══ Dataset records
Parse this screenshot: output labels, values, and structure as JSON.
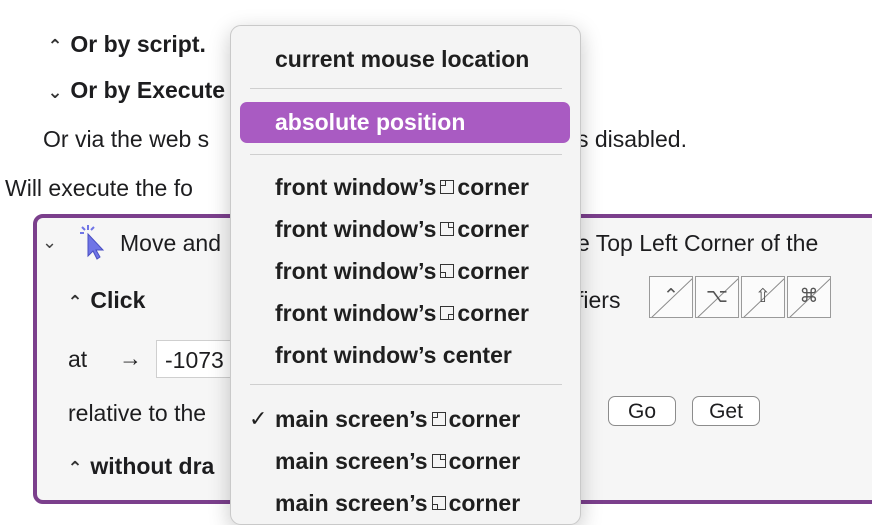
{
  "background_rows": {
    "or_by_script": "Or by script.",
    "or_by_execute": "Or by Execute",
    "web_server_left": "Or via the web s",
    "web_server_right": "s disabled.",
    "will_execute": "Will execute the fo"
  },
  "action": {
    "title_left": "Move and",
    "title_right": "e Top Left Corner of the",
    "click_label": "Click",
    "modifiers_label": "fiers",
    "modifier_keys": [
      "⌃",
      "⌥",
      "⇧",
      "⌘"
    ],
    "at_label": "at",
    "arrow": "→",
    "x_value": "-1073",
    "relative_label": "relative to the",
    "go_button": "Go",
    "get_button": "Get",
    "drag_label": "without dra"
  },
  "menu": {
    "items": [
      {
        "label": "current mouse location"
      },
      {
        "label": "absolute position"
      },
      {
        "prefix": "front window’s",
        "corner": "tl",
        "suffix": "corner"
      },
      {
        "prefix": "front window’s",
        "corner": "tr",
        "suffix": "corner"
      },
      {
        "prefix": "front window’s",
        "corner": "bl",
        "suffix": "corner"
      },
      {
        "prefix": "front window’s",
        "corner": "br",
        "suffix": "corner"
      },
      {
        "label": "front window’s center"
      },
      {
        "prefix": "main screen’s",
        "corner": "tl",
        "suffix": "corner",
        "checkmark": "✓"
      },
      {
        "prefix": "main screen’s",
        "corner": "tr",
        "suffix": "corner"
      },
      {
        "prefix": "main screen’s",
        "corner": "bl",
        "suffix": "corner"
      }
    ],
    "selected_index": 1
  },
  "colors": {
    "action_border": "#7b3f8c",
    "menu_highlight": "#a95bc2"
  }
}
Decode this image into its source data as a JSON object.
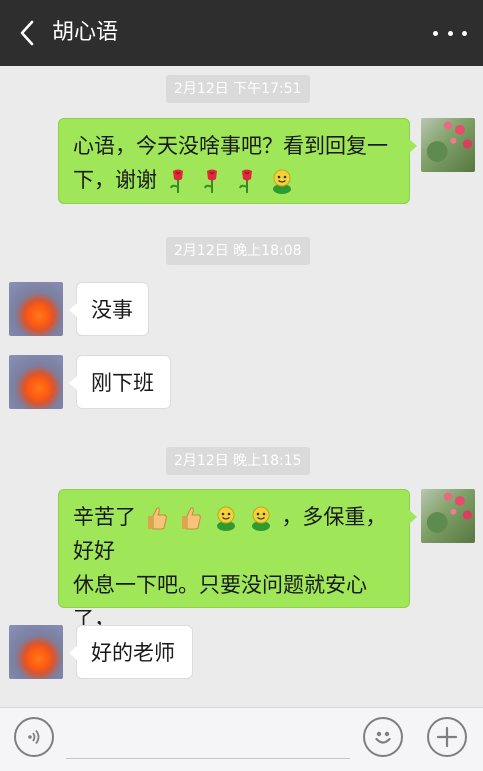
{
  "header": {
    "title": "胡心语",
    "back_icon": "chevron-left-icon",
    "more_icon": "more-dots-icon"
  },
  "messages": [
    {
      "type": "timestamp",
      "text": "2月12日 下午17:51"
    },
    {
      "type": "outgoing",
      "lines": [
        "心语，今天没啥事吧？看到回复一",
        "下，谢谢"
      ],
      "emoji": [
        "rose-icon",
        "rose-icon",
        "rose-icon",
        "smiley-face-icon"
      ]
    },
    {
      "type": "timestamp",
      "text": "2月12日 晚上18:08"
    },
    {
      "type": "incoming",
      "text": "没事"
    },
    {
      "type": "incoming",
      "text": "刚下班"
    },
    {
      "type": "timestamp",
      "text": "2月12日 晚上18:15"
    },
    {
      "type": "outgoing",
      "lines": [
        "辛苦了",
        "，多保重，好好",
        "休息一下吧。只要没问题就安心",
        "了，"
      ],
      "emoji": [
        "thumbs-up-icon",
        "thumbs-up-icon",
        "smiley-face-icon",
        "smiley-face-icon"
      ]
    },
    {
      "type": "incoming",
      "text": "好的老师"
    }
  ],
  "input_bar": {
    "voice_icon": "voice-icon",
    "emoji_icon": "emoji-face-icon",
    "plus_icon": "plus-icon"
  },
  "colors": {
    "header_bg": "#2e2e2e",
    "chat_bg": "#ebebeb",
    "outgoing_bubble": "#9fe658",
    "incoming_bubble": "#ffffff"
  }
}
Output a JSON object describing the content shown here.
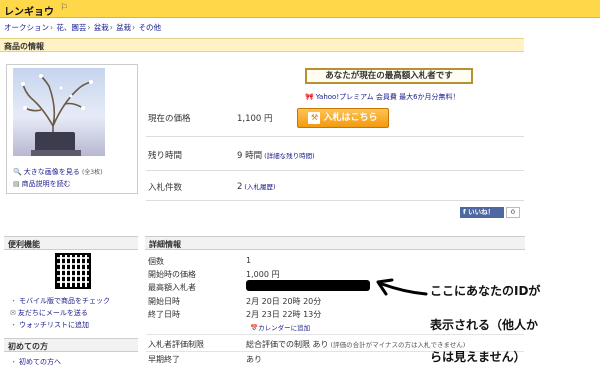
{
  "header": {
    "title": "レンギョウ",
    "title_icon": "⚐"
  },
  "breadcrumb": [
    "オークション",
    "花、園芸",
    "盆栽",
    "盆栽",
    "その他"
  ],
  "sections": {
    "item_info": "商品の情報",
    "convenience": "便利機能",
    "details": "詳細情報",
    "beginners": "初めての方"
  },
  "image_panel": {
    "enlarge_link": "大きな画像を見る",
    "enlarge_count": "(全3枚)",
    "description_link": "商品説明を読む"
  },
  "status": {
    "winner_badge": "あなたが現在の最高額入札者です",
    "premium_text": "Yahoo!プレミアム 会員費 最大6か月分無料！"
  },
  "summary": [
    {
      "label": "現在の価格",
      "value": "1,100 円",
      "extra": ""
    },
    {
      "label": "残り時間",
      "value": "9 時間",
      "extra": "(詳細な残り時間)"
    },
    {
      "label": "入札件数",
      "value": "2",
      "extra": "(入札履歴)"
    }
  ],
  "bid_button_label": "入札はこちら",
  "like": {
    "label": "いいね！",
    "count": "0"
  },
  "sidebar_links": [
    "モバイル版で商品をチェック",
    "友だちにメールを送る",
    "ウォッチリストに追加",
    "初めての方へ"
  ],
  "details": [
    {
      "label": "個数",
      "value": "1"
    },
    {
      "label": "開始時の価格",
      "value": "1,000 円"
    },
    {
      "label": "最高額入札者",
      "value": ""
    },
    {
      "label": "開始日時",
      "value": "2月 20日 20時 20分"
    },
    {
      "label": "終了日時",
      "value": "2月 23日 22時 13分"
    },
    {
      "label": "",
      "value": "カレンダーに追加"
    },
    {
      "label": "入札者評価制限",
      "value": "総合評価での制限 あり",
      "extra": "(評価の合計がマイナスの方は入札できません)"
    },
    {
      "label": "早期終了",
      "value": "あり"
    }
  ],
  "annotation": [
    "ここにあなたのIDが",
    "表示される（他人か",
    "らは見えません）"
  ],
  "colors": {
    "header_bg": "#ffd84a",
    "accent_orange": "#f39a0e",
    "link": "#1a1a8c"
  }
}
════
Your goal
Quote every record above exactly, leaving out any pictures.

Output of the task
Parse this screenshot: output labels, values, and structure as JSON.
{
  "background_rows": {
    "or_by_script": "Or by script.",
    "or_by_execute": "Or by Execute",
    "web_server_left": "Or via the web s",
    "web_server_right": "s disabled.",
    "will_execute": "Will execute the fo"
  },
  "action": {
    "title_left": "Move and",
    "title_right": "e Top Left Corner of the",
    "click_label": "Click",
    "modifiers_label": "fiers",
    "modifier_keys": [
      "⌃",
      "⌥",
      "⇧",
      "⌘"
    ],
    "at_label": "at",
    "arrow": "→",
    "x_value": "-1073",
    "relative_label": "relative to the",
    "go_button": "Go",
    "get_button": "Get",
    "drag_label": "without dra"
  },
  "menu": {
    "items": [
      {
        "label": "current mouse location"
      },
      {
        "label": "absolute position"
      },
      {
        "prefix": "front window’s",
        "corner": "tl",
        "suffix": "corner"
      },
      {
        "prefix": "front window’s",
        "corner": "tr",
        "suffix": "corner"
      },
      {
        "prefix": "front window’s",
        "corner": "bl",
        "suffix": "corner"
      },
      {
        "prefix": "front window’s",
        "corner": "br",
        "suffix": "corner"
      },
      {
        "label": "front window’s center"
      },
      {
        "prefix": "main screen’s",
        "corner": "tl",
        "suffix": "corner",
        "checkmark": "✓"
      },
      {
        "prefix": "main screen’s",
        "corner": "tr",
        "suffix": "corner"
      },
      {
        "prefix": "main screen’s",
        "corner": "bl",
        "suffix": "corner"
      }
    ],
    "selected_index": 1
  },
  "colors": {
    "action_border": "#7b3f8c",
    "menu_highlight": "#a95bc2"
  }
}
Decode this image into its source data as a JSON object.
{
  "header": {
    "title": "胡心语",
    "back_icon": "chevron-left-icon",
    "more_icon": "more-dots-icon"
  },
  "messages": [
    {
      "type": "timestamp",
      "text": "2月12日 下午17:51"
    },
    {
      "type": "outgoing",
      "lines": [
        "心语，今天没啥事吧？看到回复一",
        "下，谢谢"
      ],
      "emoji": [
        "rose-icon",
        "rose-icon",
        "rose-icon",
        "smiley-face-icon"
      ]
    },
    {
      "type": "timestamp",
      "text": "2月12日 晚上18:08"
    },
    {
      "type": "incoming",
      "text": "没事"
    },
    {
      "type": "incoming",
      "text": "刚下班"
    },
    {
      "type": "timestamp",
      "text": "2月12日 晚上18:15"
    },
    {
      "type": "outgoing",
      "lines": [
        "辛苦了",
        "，多保重，好好",
        "休息一下吧。只要没问题就安心",
        "了，"
      ],
      "emoji": [
        "thumbs-up-icon",
        "thumbs-up-icon",
        "smiley-face-icon",
        "smiley-face-icon"
      ]
    },
    {
      "type": "incoming",
      "text": "好的老师"
    }
  ],
  "input_bar": {
    "voice_icon": "voice-icon",
    "emoji_icon": "emoji-face-icon",
    "plus_icon": "plus-icon"
  },
  "colors": {
    "header_bg": "#2e2e2e",
    "chat_bg": "#ebebeb",
    "outgoing_bubble": "#9fe658",
    "incoming_bubble": "#ffffff"
  }
}
Output a JSON object describing the content shown here.
{
  "header": {
    "title": "レンギョウ",
    "title_icon": "⚐"
  },
  "breadcrumb": [
    "オークション",
    "花、園芸",
    "盆栽",
    "盆栽",
    "その他"
  ],
  "sections": {
    "item_info": "商品の情報",
    "convenience": "便利機能",
    "details": "詳細情報",
    "beginners": "初めての方"
  },
  "image_panel": {
    "enlarge_link": "大きな画像を見る",
    "enlarge_count": "(全3枚)",
    "description_link": "商品説明を読む"
  },
  "status": {
    "winner_badge": "あなたが現在の最高額入札者です",
    "premium_text": "Yahoo!プレミアム 会員費 最大6か月分無料！"
  },
  "summary": [
    {
      "label": "現在の価格",
      "value": "1,100 円",
      "extra": ""
    },
    {
      "label": "残り時間",
      "value": "9 時間",
      "extra": "(詳細な残り時間)"
    },
    {
      "label": "入札件数",
      "value": "2",
      "extra": "(入札履歴)"
    }
  ],
  "bid_button_label": "入札はこちら",
  "like": {
    "label": "いいね！",
    "count": "0"
  },
  "sidebar_links": [
    "モバイル版で商品をチェック",
    "友だちにメールを送る",
    "ウォッチリストに追加",
    "初めての方へ"
  ],
  "details": [
    {
      "label": "個数",
      "value": "1"
    },
    {
      "label": "開始時の価格",
      "value": "1,000 円"
    },
    {
      "label": "最高額入札者",
      "value": ""
    },
    {
      "label": "開始日時",
      "value": "2月 20日 20時 20分"
    },
    {
      "label": "終了日時",
      "value": "2月 23日 22時 13分"
    },
    {
      "label": "",
      "value": "カレンダーに追加"
    },
    {
      "label": "入札者評価制限",
      "value": "総合評価での制限 あり",
      "extra": "(評価の合計がマイナスの方は入札できません)"
    },
    {
      "label": "早期終了",
      "value": "あり"
    }
  ],
  "annotation": [
    "ここにあなたのIDが",
    "表示される（他人か",
    "らは見えません）"
  ],
  "colors": {
    "header_bg": "#ffd84a",
    "accent_orange": "#f39a0e",
    "link": "#1a1a8c"
  }
}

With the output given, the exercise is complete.